*REQUIRED WORK*:
Every line containing the word "counter" needs to be found and copied.

— start PROVIDED DATA —

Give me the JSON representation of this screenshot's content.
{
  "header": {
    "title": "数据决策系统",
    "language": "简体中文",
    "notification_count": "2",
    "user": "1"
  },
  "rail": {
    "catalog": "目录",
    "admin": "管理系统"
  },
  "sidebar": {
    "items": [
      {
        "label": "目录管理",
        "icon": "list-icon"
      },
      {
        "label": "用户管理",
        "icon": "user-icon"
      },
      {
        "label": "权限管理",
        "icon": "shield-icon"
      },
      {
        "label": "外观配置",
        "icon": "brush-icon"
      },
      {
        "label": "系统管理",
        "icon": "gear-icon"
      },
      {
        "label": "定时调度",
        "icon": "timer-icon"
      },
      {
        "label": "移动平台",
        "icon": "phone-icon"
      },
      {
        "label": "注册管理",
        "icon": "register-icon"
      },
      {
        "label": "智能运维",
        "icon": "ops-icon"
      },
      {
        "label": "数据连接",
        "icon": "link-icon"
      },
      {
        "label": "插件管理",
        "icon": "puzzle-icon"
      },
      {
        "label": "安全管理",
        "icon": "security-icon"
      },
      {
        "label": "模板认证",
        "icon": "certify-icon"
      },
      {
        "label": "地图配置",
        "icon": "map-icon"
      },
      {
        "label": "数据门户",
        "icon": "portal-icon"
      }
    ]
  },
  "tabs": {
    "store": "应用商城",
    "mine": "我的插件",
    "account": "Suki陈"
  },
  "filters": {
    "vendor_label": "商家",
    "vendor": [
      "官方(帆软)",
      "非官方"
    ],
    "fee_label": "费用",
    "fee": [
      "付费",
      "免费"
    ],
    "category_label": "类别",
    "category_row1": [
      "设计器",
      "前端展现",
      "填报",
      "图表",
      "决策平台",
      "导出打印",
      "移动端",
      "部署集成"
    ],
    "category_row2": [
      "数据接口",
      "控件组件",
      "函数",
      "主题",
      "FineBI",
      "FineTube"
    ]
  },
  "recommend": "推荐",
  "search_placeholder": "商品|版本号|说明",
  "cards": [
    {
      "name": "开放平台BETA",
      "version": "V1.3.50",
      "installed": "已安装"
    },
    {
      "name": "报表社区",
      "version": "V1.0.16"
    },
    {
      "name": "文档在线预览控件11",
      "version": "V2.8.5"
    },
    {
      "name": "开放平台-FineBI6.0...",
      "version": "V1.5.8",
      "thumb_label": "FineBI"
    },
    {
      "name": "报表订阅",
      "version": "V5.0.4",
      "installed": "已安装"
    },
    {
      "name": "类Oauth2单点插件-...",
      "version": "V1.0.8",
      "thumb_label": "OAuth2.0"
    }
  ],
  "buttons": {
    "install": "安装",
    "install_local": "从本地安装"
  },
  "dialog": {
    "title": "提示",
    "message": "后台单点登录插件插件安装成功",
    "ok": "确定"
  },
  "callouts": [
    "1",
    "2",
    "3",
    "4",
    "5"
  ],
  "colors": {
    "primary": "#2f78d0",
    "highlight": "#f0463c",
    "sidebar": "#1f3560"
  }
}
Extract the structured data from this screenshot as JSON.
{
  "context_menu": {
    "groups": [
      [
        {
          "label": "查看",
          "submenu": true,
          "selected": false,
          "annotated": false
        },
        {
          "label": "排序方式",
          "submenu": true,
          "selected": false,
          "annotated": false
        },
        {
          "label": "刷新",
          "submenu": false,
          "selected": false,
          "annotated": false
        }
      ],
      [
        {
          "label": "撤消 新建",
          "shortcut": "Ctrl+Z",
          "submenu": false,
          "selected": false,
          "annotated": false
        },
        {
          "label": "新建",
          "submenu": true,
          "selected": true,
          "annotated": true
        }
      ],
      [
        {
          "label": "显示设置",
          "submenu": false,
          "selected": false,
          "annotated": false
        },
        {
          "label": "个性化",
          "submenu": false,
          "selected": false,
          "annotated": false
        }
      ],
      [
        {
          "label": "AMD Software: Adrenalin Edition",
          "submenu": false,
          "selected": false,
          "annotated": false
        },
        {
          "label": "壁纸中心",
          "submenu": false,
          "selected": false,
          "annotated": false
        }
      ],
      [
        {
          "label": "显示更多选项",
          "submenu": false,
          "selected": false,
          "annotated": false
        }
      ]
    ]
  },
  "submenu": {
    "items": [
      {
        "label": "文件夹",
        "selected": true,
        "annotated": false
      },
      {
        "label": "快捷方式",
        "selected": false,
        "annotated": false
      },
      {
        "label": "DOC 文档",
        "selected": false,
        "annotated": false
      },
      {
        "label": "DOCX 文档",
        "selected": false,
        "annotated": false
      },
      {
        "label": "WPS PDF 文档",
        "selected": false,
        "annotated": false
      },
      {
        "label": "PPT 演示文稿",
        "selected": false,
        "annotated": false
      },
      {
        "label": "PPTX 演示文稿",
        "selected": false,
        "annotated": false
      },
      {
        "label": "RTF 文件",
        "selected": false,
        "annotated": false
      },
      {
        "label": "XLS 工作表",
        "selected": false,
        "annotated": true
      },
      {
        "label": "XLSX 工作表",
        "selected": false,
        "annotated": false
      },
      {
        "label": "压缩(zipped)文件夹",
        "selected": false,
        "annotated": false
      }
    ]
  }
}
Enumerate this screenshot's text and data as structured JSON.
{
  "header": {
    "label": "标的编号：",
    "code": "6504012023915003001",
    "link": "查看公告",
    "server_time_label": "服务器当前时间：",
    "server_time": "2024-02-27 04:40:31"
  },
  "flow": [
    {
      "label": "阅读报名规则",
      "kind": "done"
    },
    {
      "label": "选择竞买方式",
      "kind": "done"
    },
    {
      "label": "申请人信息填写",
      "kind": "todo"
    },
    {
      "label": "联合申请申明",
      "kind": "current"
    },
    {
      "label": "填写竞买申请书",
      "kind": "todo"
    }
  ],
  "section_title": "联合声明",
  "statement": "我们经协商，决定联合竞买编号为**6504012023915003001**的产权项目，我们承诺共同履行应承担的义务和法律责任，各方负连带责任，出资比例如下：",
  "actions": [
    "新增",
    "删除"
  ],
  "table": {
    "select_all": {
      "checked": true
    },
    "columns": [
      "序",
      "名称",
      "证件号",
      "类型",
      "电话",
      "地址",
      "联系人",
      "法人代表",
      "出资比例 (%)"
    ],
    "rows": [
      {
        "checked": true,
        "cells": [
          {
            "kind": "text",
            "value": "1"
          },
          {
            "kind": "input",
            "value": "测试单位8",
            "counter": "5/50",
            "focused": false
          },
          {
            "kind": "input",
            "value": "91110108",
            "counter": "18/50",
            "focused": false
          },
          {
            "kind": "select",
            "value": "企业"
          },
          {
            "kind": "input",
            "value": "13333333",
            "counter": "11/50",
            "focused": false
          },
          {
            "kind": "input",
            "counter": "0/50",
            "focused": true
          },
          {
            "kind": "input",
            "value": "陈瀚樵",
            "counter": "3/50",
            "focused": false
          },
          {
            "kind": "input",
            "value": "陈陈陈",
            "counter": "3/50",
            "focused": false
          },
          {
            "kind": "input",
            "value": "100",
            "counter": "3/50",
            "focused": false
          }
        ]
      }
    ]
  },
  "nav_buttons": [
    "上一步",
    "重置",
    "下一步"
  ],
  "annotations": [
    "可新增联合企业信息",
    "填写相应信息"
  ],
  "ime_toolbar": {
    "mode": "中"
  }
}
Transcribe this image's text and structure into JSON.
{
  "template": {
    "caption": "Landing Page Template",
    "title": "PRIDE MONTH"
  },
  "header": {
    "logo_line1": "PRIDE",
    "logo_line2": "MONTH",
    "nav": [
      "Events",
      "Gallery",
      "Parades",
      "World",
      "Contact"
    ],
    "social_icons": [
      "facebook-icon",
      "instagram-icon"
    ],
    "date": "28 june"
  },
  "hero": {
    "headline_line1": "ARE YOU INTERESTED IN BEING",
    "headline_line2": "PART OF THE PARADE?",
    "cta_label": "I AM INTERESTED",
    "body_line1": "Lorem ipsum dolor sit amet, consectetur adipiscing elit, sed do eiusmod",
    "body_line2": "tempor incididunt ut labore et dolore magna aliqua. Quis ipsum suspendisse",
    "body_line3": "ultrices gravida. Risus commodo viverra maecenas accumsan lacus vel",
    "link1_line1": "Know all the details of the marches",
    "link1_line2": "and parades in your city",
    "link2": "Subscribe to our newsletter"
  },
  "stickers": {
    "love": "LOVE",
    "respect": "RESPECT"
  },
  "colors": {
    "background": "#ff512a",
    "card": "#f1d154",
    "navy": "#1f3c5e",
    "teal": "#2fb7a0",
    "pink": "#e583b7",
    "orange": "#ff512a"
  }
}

— end PROVIDED DATA —

*EXERCISE OUTPUT*:
            "counter": "5/50",
            "counter": "18/50",
            "counter": "11/50",
            "counter": "0/50",
            "counter": "3/50",
            "counter": "3/50",
            "counter": "3/50",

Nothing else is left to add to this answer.